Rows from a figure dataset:
----

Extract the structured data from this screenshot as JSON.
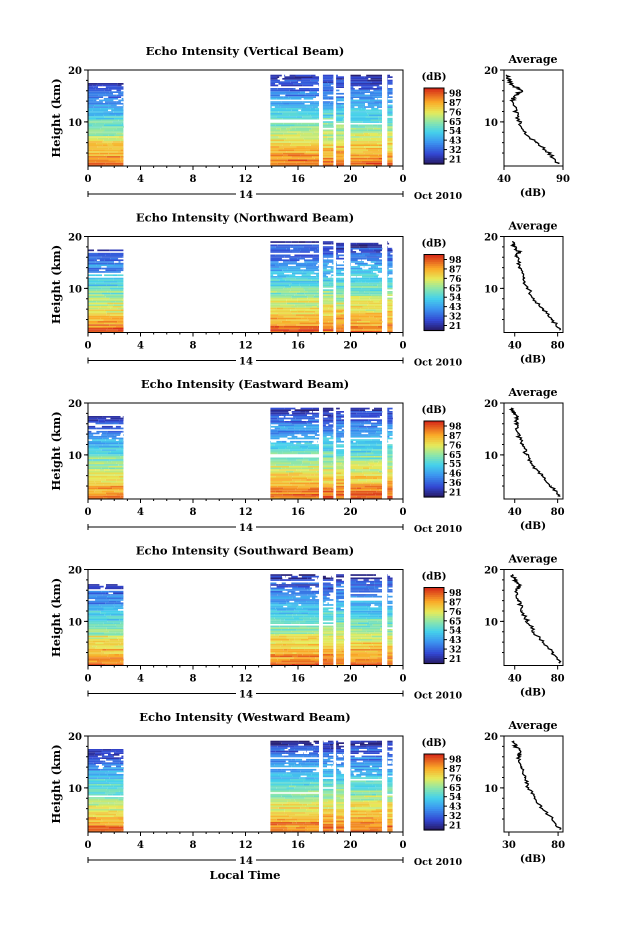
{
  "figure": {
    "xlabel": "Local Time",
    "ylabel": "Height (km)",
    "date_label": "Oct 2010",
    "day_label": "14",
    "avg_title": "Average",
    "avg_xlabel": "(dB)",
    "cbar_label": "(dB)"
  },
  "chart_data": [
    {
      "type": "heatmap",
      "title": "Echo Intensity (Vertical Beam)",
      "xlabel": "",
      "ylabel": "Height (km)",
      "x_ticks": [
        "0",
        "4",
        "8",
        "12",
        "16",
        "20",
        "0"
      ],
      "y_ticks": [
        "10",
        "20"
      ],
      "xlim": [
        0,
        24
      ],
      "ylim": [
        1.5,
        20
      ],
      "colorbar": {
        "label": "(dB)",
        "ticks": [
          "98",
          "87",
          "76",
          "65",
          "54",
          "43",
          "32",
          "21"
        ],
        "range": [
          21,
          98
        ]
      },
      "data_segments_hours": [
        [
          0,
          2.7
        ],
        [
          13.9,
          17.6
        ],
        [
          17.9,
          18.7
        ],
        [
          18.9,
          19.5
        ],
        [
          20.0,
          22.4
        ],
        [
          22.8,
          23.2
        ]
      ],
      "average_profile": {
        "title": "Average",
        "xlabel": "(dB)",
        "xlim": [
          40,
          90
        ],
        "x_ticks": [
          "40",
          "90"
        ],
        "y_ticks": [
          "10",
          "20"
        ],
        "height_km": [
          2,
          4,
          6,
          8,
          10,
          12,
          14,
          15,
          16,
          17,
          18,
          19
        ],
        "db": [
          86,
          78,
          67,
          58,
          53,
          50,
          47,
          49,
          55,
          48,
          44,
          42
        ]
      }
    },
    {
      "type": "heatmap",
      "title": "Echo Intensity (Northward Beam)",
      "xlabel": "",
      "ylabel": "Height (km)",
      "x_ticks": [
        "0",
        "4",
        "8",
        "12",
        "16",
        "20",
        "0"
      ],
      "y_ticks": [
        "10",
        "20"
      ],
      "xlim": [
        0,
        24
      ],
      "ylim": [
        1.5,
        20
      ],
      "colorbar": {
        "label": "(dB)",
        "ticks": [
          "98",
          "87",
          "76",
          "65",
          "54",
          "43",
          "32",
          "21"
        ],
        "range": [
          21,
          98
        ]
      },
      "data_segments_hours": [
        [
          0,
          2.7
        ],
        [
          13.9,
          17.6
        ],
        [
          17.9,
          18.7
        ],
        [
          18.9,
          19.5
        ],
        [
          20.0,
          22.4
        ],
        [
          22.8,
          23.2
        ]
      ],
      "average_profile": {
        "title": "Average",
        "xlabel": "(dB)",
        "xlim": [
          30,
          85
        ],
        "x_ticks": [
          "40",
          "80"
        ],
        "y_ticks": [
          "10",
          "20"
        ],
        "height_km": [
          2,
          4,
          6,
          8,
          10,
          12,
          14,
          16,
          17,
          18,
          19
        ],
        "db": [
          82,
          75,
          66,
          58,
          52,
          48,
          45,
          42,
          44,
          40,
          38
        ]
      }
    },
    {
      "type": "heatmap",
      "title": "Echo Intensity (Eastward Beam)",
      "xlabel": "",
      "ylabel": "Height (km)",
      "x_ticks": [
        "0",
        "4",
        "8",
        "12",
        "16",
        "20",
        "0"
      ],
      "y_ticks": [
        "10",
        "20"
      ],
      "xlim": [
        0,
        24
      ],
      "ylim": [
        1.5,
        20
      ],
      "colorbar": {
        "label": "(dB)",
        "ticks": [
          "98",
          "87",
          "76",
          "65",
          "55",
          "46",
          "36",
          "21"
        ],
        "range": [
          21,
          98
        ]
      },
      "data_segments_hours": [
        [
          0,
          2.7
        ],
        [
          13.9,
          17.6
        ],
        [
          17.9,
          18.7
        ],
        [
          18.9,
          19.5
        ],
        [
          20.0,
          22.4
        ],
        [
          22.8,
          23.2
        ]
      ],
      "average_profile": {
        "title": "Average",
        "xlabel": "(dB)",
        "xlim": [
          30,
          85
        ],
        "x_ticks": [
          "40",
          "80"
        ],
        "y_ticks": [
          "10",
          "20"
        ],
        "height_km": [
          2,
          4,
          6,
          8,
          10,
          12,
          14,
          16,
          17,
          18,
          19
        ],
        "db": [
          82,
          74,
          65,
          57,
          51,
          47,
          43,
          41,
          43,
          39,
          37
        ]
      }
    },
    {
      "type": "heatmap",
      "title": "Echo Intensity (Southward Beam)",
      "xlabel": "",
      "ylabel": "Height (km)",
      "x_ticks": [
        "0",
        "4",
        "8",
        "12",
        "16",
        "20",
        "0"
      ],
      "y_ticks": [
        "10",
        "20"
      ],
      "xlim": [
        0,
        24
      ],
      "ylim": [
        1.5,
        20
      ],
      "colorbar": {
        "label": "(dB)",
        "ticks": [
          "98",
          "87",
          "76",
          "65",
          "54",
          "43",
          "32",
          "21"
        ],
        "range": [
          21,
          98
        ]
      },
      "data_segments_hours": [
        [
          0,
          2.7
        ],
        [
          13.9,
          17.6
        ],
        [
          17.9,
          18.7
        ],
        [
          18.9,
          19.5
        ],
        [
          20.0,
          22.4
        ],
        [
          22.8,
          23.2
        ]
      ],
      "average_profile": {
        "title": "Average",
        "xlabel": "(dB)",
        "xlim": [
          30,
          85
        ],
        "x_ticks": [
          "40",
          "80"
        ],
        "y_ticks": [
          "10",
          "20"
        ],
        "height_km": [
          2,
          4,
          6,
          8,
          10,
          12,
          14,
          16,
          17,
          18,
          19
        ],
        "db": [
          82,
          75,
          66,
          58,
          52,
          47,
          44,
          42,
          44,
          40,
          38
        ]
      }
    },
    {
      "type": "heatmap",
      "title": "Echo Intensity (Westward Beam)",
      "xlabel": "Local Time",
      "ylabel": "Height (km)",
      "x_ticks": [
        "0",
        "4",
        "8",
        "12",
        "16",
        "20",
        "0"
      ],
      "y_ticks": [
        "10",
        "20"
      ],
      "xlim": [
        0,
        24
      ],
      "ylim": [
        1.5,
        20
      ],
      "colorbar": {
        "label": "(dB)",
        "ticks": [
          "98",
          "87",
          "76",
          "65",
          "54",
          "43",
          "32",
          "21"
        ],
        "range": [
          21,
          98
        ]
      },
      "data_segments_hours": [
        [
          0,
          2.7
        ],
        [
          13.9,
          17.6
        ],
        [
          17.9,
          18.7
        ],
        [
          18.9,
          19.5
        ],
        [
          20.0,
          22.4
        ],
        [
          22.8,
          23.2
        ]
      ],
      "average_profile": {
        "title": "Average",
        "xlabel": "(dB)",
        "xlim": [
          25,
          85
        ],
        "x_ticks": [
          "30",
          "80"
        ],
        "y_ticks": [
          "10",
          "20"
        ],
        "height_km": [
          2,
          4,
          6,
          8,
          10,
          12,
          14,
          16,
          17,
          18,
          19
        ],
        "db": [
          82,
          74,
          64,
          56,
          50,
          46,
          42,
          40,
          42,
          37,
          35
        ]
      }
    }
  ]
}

----

SET PROBLEM:
Reproduce each entry verbatim, excluding any embedded images.

EXPECTED ANSWER:
Extract the structured data from this screenshot as JSON.
{
  "figure": {
    "xlabel": "Local Time",
    "ylabel": "Height (km)",
    "date_label": "Oct 2010",
    "day_label": "14",
    "avg_title": "Average",
    "avg_xlabel": "(dB)",
    "cbar_label": "(dB)"
  },
  "chart_data": [
    {
      "type": "heatmap",
      "title": "Echo Intensity (Vertical Beam)",
      "xlabel": "",
      "ylabel": "Height (km)",
      "x_ticks": [
        "0",
        "4",
        "8",
        "12",
        "16",
        "20",
        "0"
      ],
      "y_ticks": [
        "10",
        "20"
      ],
      "xlim": [
        0,
        24
      ],
      "ylim": [
        1.5,
        20
      ],
      "colorbar": {
        "label": "(dB)",
        "ticks": [
          "98",
          "87",
          "76",
          "65",
          "54",
          "43",
          "32",
          "21"
        ],
        "range": [
          21,
          98
        ]
      },
      "data_segments_hours": [
        [
          0,
          2.7
        ],
        [
          13.9,
          17.6
        ],
        [
          17.9,
          18.7
        ],
        [
          18.9,
          19.5
        ],
        [
          20.0,
          22.4
        ],
        [
          22.8,
          23.2
        ]
      ],
      "average_profile": {
        "title": "Average",
        "xlabel": "(dB)",
        "xlim": [
          40,
          90
        ],
        "x_ticks": [
          "40",
          "90"
        ],
        "y_ticks": [
          "10",
          "20"
        ],
        "height_km": [
          2,
          4,
          6,
          8,
          10,
          12,
          14,
          15,
          16,
          17,
          18,
          19
        ],
        "db": [
          86,
          78,
          67,
          58,
          53,
          50,
          47,
          49,
          55,
          48,
          44,
          42
        ]
      }
    },
    {
      "type": "heatmap",
      "title": "Echo Intensity (Northward Beam)",
      "xlabel": "",
      "ylabel": "Height (km)",
      "x_ticks": [
        "0",
        "4",
        "8",
        "12",
        "16",
        "20",
        "0"
      ],
      "y_ticks": [
        "10",
        "20"
      ],
      "xlim": [
        0,
        24
      ],
      "ylim": [
        1.5,
        20
      ],
      "colorbar": {
        "label": "(dB)",
        "ticks": [
          "98",
          "87",
          "76",
          "65",
          "54",
          "43",
          "32",
          "21"
        ],
        "range": [
          21,
          98
        ]
      },
      "data_segments_hours": [
        [
          0,
          2.7
        ],
        [
          13.9,
          17.6
        ],
        [
          17.9,
          18.7
        ],
        [
          18.9,
          19.5
        ],
        [
          20.0,
          22.4
        ],
        [
          22.8,
          23.2
        ]
      ],
      "average_profile": {
        "title": "Average",
        "xlabel": "(dB)",
        "xlim": [
          30,
          85
        ],
        "x_ticks": [
          "40",
          "80"
        ],
        "y_ticks": [
          "10",
          "20"
        ],
        "height_km": [
          2,
          4,
          6,
          8,
          10,
          12,
          14,
          16,
          17,
          18,
          19
        ],
        "db": [
          82,
          75,
          66,
          58,
          52,
          48,
          45,
          42,
          44,
          40,
          38
        ]
      }
    },
    {
      "type": "heatmap",
      "title": "Echo Intensity (Eastward Beam)",
      "xlabel": "",
      "ylabel": "Height (km)",
      "x_ticks": [
        "0",
        "4",
        "8",
        "12",
        "16",
        "20",
        "0"
      ],
      "y_ticks": [
        "10",
        "20"
      ],
      "xlim": [
        0,
        24
      ],
      "ylim": [
        1.5,
        20
      ],
      "colorbar": {
        "label": "(dB)",
        "ticks": [
          "98",
          "87",
          "76",
          "65",
          "55",
          "46",
          "36",
          "21"
        ],
        "range": [
          21,
          98
        ]
      },
      "data_segments_hours": [
        [
          0,
          2.7
        ],
        [
          13.9,
          17.6
        ],
        [
          17.9,
          18.7
        ],
        [
          18.9,
          19.5
        ],
        [
          20.0,
          22.4
        ],
        [
          22.8,
          23.2
        ]
      ],
      "average_profile": {
        "title": "Average",
        "xlabel": "(dB)",
        "xlim": [
          30,
          85
        ],
        "x_ticks": [
          "40",
          "80"
        ],
        "y_ticks": [
          "10",
          "20"
        ],
        "height_km": [
          2,
          4,
          6,
          8,
          10,
          12,
          14,
          16,
          17,
          18,
          19
        ],
        "db": [
          82,
          74,
          65,
          57,
          51,
          47,
          43,
          41,
          43,
          39,
          37
        ]
      }
    },
    {
      "type": "heatmap",
      "title": "Echo Intensity (Southward Beam)",
      "xlabel": "",
      "ylabel": "Height (km)",
      "x_ticks": [
        "0",
        "4",
        "8",
        "12",
        "16",
        "20",
        "0"
      ],
      "y_ticks": [
        "10",
        "20"
      ],
      "xlim": [
        0,
        24
      ],
      "ylim": [
        1.5,
        20
      ],
      "colorbar": {
        "label": "(dB)",
        "ticks": [
          "98",
          "87",
          "76",
          "65",
          "54",
          "43",
          "32",
          "21"
        ],
        "range": [
          21,
          98
        ]
      },
      "data_segments_hours": [
        [
          0,
          2.7
        ],
        [
          13.9,
          17.6
        ],
        [
          17.9,
          18.7
        ],
        [
          18.9,
          19.5
        ],
        [
          20.0,
          22.4
        ],
        [
          22.8,
          23.2
        ]
      ],
      "average_profile": {
        "title": "Average",
        "xlabel": "(dB)",
        "xlim": [
          30,
          85
        ],
        "x_ticks": [
          "40",
          "80"
        ],
        "y_ticks": [
          "10",
          "20"
        ],
        "height_km": [
          2,
          4,
          6,
          8,
          10,
          12,
          14,
          16,
          17,
          18,
          19
        ],
        "db": [
          82,
          75,
          66,
          58,
          52,
          47,
          44,
          42,
          44,
          40,
          38
        ]
      }
    },
    {
      "type": "heatmap",
      "title": "Echo Intensity (Westward Beam)",
      "xlabel": "Local Time",
      "ylabel": "Height (km)",
      "x_ticks": [
        "0",
        "4",
        "8",
        "12",
        "16",
        "20",
        "0"
      ],
      "y_ticks": [
        "10",
        "20"
      ],
      "xlim": [
        0,
        24
      ],
      "ylim": [
        1.5,
        20
      ],
      "colorbar": {
        "label": "(dB)",
        "ticks": [
          "98",
          "87",
          "76",
          "65",
          "54",
          "43",
          "32",
          "21"
        ],
        "range": [
          21,
          98
        ]
      },
      "data_segments_hours": [
        [
          0,
          2.7
        ],
        [
          13.9,
          17.6
        ],
        [
          17.9,
          18.7
        ],
        [
          18.9,
          19.5
        ],
        [
          20.0,
          22.4
        ],
        [
          22.8,
          23.2
        ]
      ],
      "average_profile": {
        "title": "Average",
        "xlabel": "(dB)",
        "xlim": [
          25,
          85
        ],
        "x_ticks": [
          "30",
          "80"
        ],
        "y_ticks": [
          "10",
          "20"
        ],
        "height_km": [
          2,
          4,
          6,
          8,
          10,
          12,
          14,
          16,
          17,
          18,
          19
        ],
        "db": [
          82,
          74,
          64,
          56,
          50,
          46,
          42,
          40,
          42,
          37,
          35
        ]
      }
    }
  ]
}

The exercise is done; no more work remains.